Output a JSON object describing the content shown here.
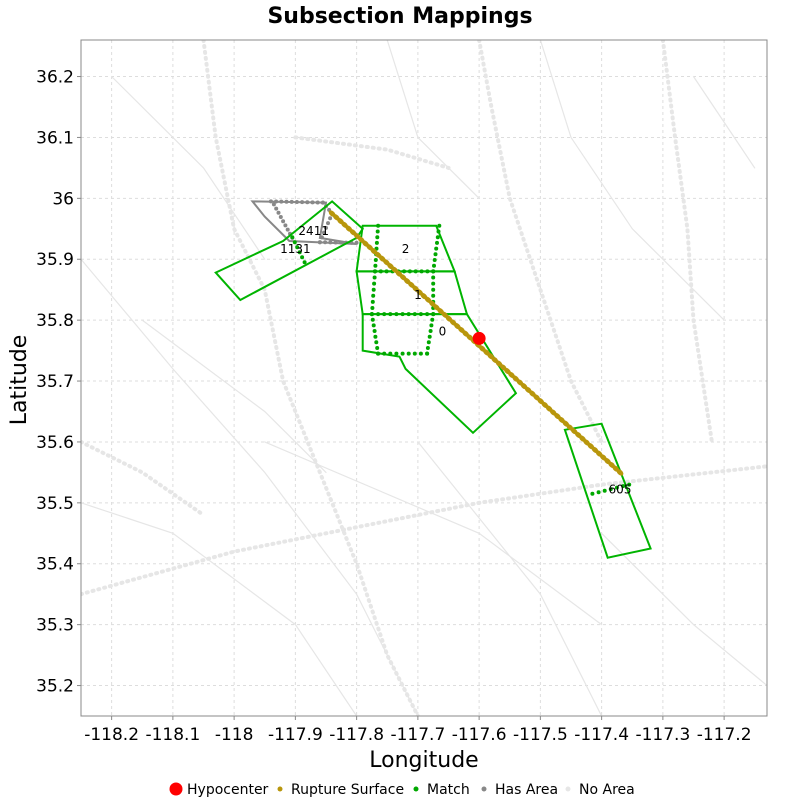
{
  "chart_data": {
    "type": "scatter",
    "title": "Subsection Mappings",
    "xlabel": "Longitude",
    "ylabel": "Latitude",
    "xlim": [
      -118.25,
      -117.13
    ],
    "ylim": [
      35.15,
      36.26
    ],
    "xticks": [
      -118.2,
      -118.1,
      -118,
      -117.9,
      -117.8,
      -117.7,
      -117.6,
      -117.5,
      -117.4,
      -117.3,
      -117.2
    ],
    "xtick_labels": [
      "-118.2",
      "-118.1",
      "-118",
      "-117.9",
      "-117.8",
      "-117.7",
      "-117.6",
      "-117.5",
      "-117.4",
      "-117.3",
      "-117.2"
    ],
    "yticks": [
      35.2,
      35.3,
      35.4,
      35.5,
      35.6,
      35.7,
      35.8,
      35.9,
      36,
      36.1,
      36.2
    ],
    "ytick_labels": [
      "35.2",
      "35.3",
      "35.4",
      "35.5",
      "35.6",
      "35.7",
      "35.8",
      "35.9",
      "36",
      "36.1",
      "36.2"
    ],
    "grid": true,
    "legend_placement": "bottom",
    "legend": [
      {
        "label": "Hypocenter",
        "color": "#ff0000",
        "marker": "large-dot"
      },
      {
        "label": "Rupture Surface",
        "color": "#b8960c",
        "marker": "dot"
      },
      {
        "label": "Match",
        "color": "#00a800",
        "marker": "dot"
      },
      {
        "label": "Has Area",
        "color": "#888888",
        "marker": "dot"
      },
      {
        "label": "No Area",
        "color": "#e6e6e6",
        "marker": "dot"
      }
    ],
    "colors": {
      "hypocenter": "#ff0000",
      "rupture": "#b8960c",
      "match": "#00a800",
      "match_outline": "#00b400",
      "has_area": "#888888",
      "no_area": "#e6e6e6",
      "grid": "#dddddd"
    },
    "hypocenter": {
      "x": -117.6,
      "y": 35.77
    },
    "rupture_surface": {
      "start": [
        -117.84,
        35.975
      ],
      "end": [
        -117.37,
        35.55
      ],
      "points": 70
    },
    "match_sections": [
      {
        "label": "0",
        "label_at": [
          -117.66,
          35.775
        ],
        "polygon": [
          [
            -117.79,
            35.81
          ],
          [
            -117.62,
            35.81
          ],
          [
            -117.54,
            35.68
          ],
          [
            -117.61,
            35.615
          ],
          [
            -117.72,
            35.72
          ],
          [
            -117.73,
            35.74
          ],
          [
            -117.79,
            35.75
          ]
        ],
        "trace": [
          [
            -117.775,
            35.81
          ],
          [
            -117.765,
            35.745
          ],
          [
            -117.685,
            35.745
          ],
          [
            -117.675,
            35.81
          ]
        ]
      },
      {
        "label": "1",
        "label_at": [
          -117.7,
          35.835
        ],
        "polygon": [
          [
            -117.8,
            35.88
          ],
          [
            -117.64,
            35.88
          ],
          [
            -117.62,
            35.81
          ],
          [
            -117.79,
            35.81
          ]
        ],
        "trace": [
          [
            -117.77,
            35.88
          ],
          [
            -117.775,
            35.81
          ],
          [
            -117.675,
            35.81
          ],
          [
            -117.675,
            35.88
          ]
        ]
      },
      {
        "label": "2",
        "label_at": [
          -117.72,
          35.91
        ],
        "polygon": [
          [
            -117.79,
            35.955
          ],
          [
            -117.67,
            35.955
          ],
          [
            -117.64,
            35.88
          ],
          [
            -117.8,
            35.88
          ]
        ],
        "trace": [
          [
            -117.765,
            35.955
          ],
          [
            -117.77,
            35.88
          ],
          [
            -117.675,
            35.88
          ],
          [
            -117.665,
            35.955
          ]
        ]
      },
      {
        "label": "1131",
        "label_at": [
          -117.9,
          35.91
        ],
        "polygon": [
          [
            -118.03,
            35.878
          ],
          [
            -117.92,
            35.93
          ],
          [
            -117.84,
            35.995
          ],
          [
            -117.79,
            35.95
          ],
          [
            -117.8,
            35.935
          ],
          [
            -117.99,
            35.833
          ]
        ],
        "trace": [
          [
            -117.905,
            35.936
          ],
          [
            -117.885,
            35.895
          ]
        ]
      },
      {
        "label": "605",
        "label_at": [
          -117.37,
          35.515
        ],
        "polygon": [
          [
            -117.46,
            35.62
          ],
          [
            -117.4,
            35.63
          ],
          [
            -117.32,
            35.425
          ],
          [
            -117.39,
            35.41
          ]
        ],
        "trace": [
          [
            -117.415,
            35.515
          ],
          [
            -117.355,
            35.53
          ]
        ]
      }
    ],
    "has_area_sections": [
      {
        "label": "2411",
        "label_at": [
          -117.87,
          35.94
        ],
        "polygon": [
          [
            -117.97,
            35.995
          ],
          [
            -117.85,
            35.993
          ],
          [
            -117.86,
            35.935
          ],
          [
            -117.8,
            35.925
          ],
          [
            -117.91,
            35.93
          ],
          [
            -117.95,
            35.97
          ]
        ],
        "trace": [
          [
            -117.94,
            35.995
          ],
          [
            -117.855,
            35.993
          ],
          [
            -117.84,
            35.975
          ],
          [
            -117.86,
            35.928
          ],
          [
            -117.8,
            35.927
          ]
        ]
      },
      {
        "label": "",
        "polygon": [],
        "trace": [
          [
            -117.935,
            35.99
          ],
          [
            -117.905,
            35.935
          ]
        ]
      }
    ]
  }
}
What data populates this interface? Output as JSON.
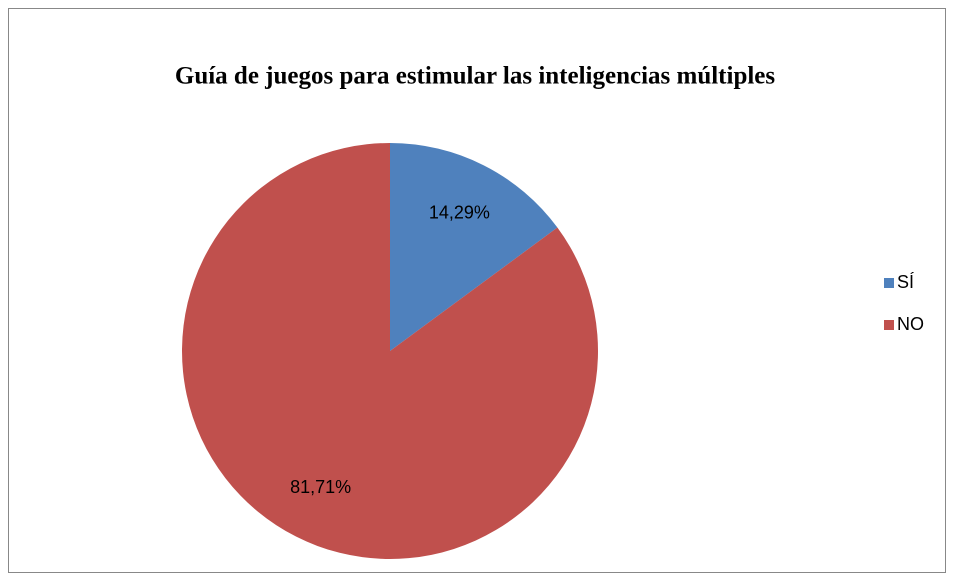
{
  "chart_data": {
    "type": "pie",
    "title": "Guía de juegos para estimular las inteligencias múltiples",
    "categories": [
      "SÍ",
      "NO"
    ],
    "values": [
      14.29,
      81.71
    ],
    "value_labels": [
      "14,29%",
      "81,71%"
    ],
    "colors": [
      "#4f81bd",
      "#c0504d"
    ],
    "legend": "right"
  }
}
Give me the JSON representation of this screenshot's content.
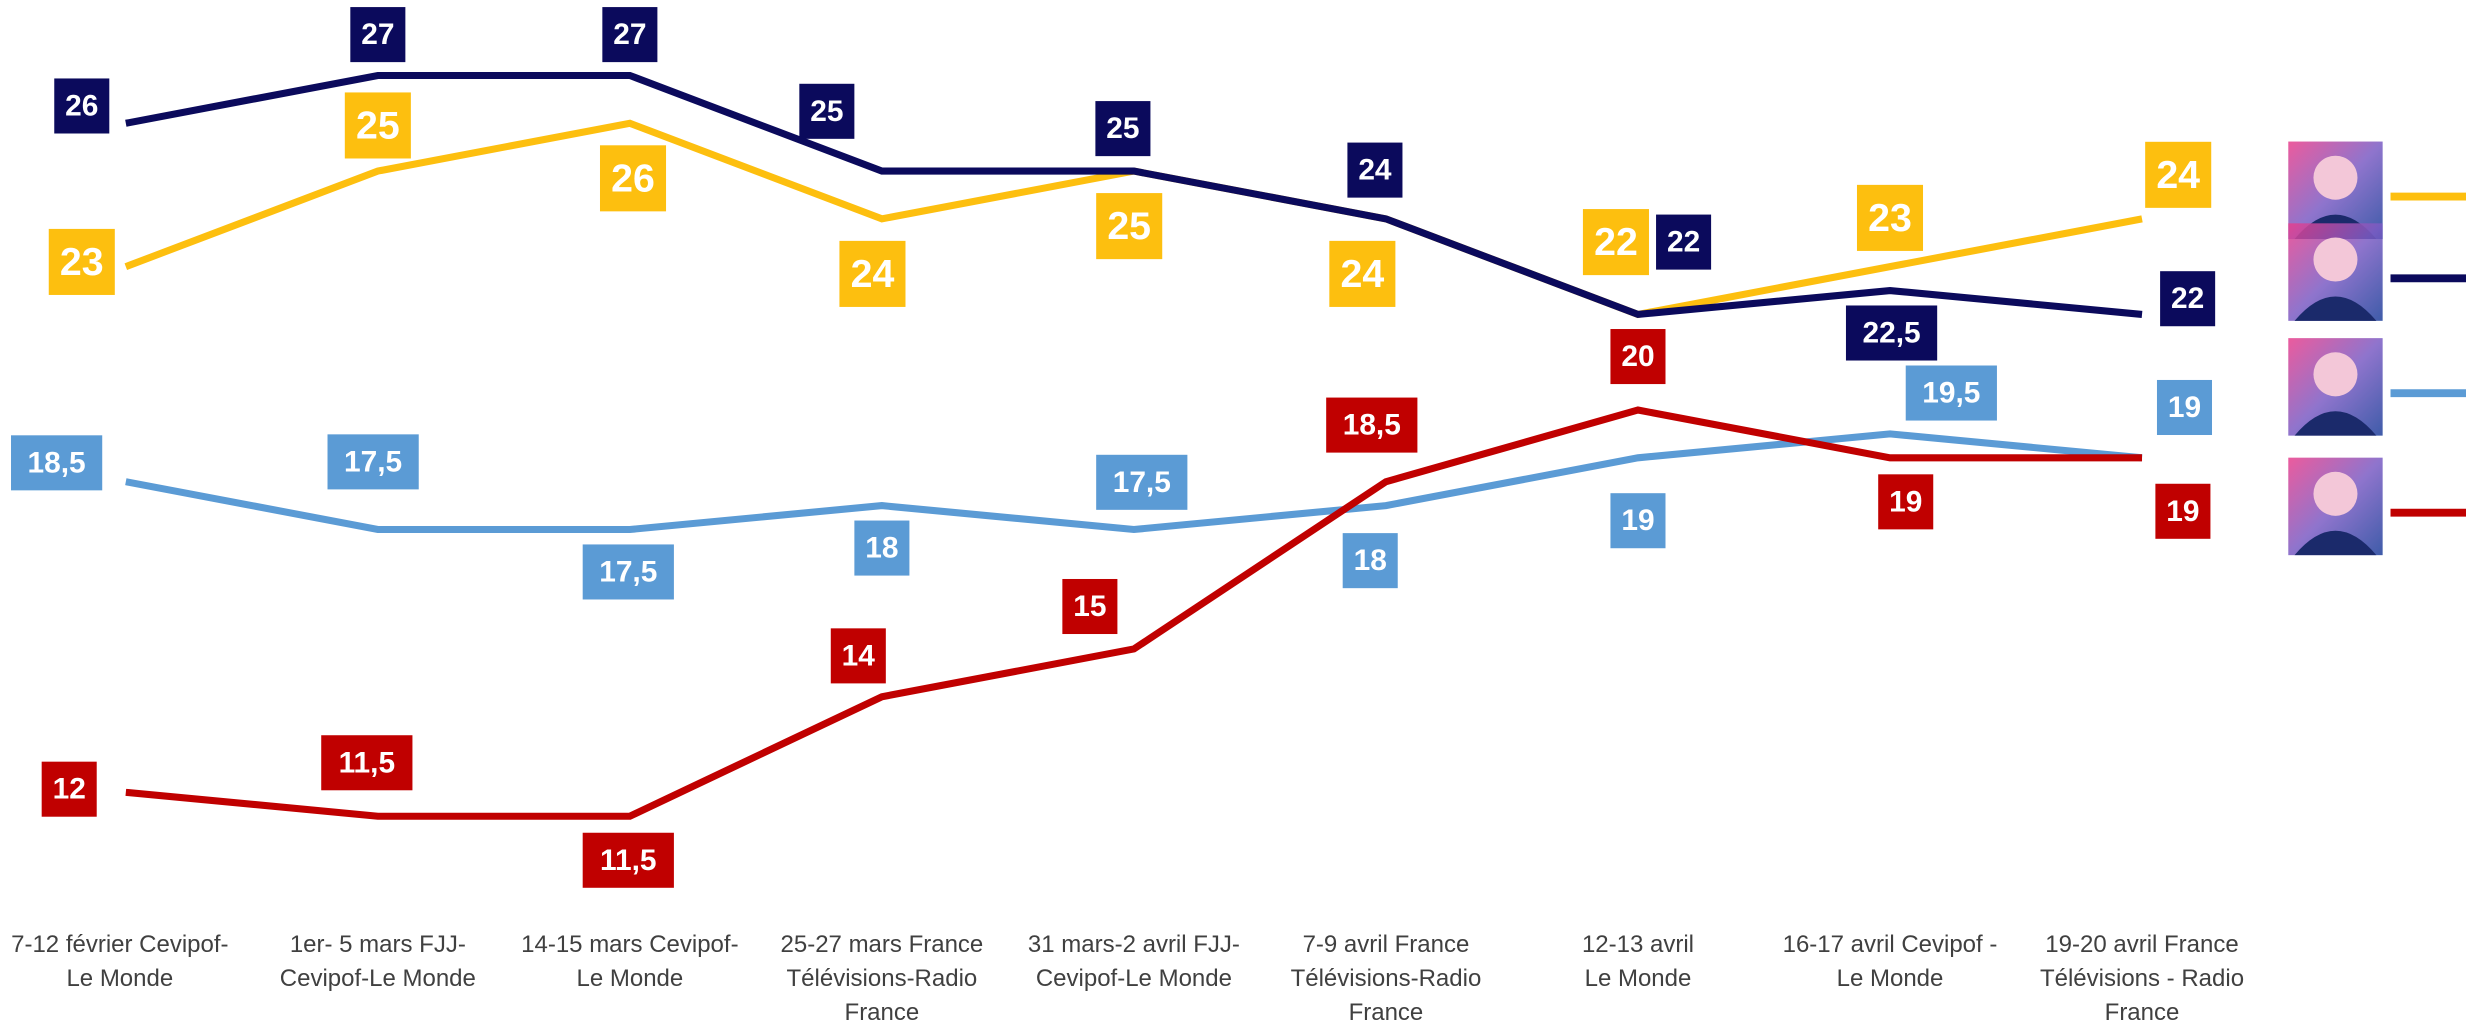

# # # # #

● **Set exercise**
Report how many lines of the listing hold the word "JSON", with nothing but the number.

● **Finished task**
3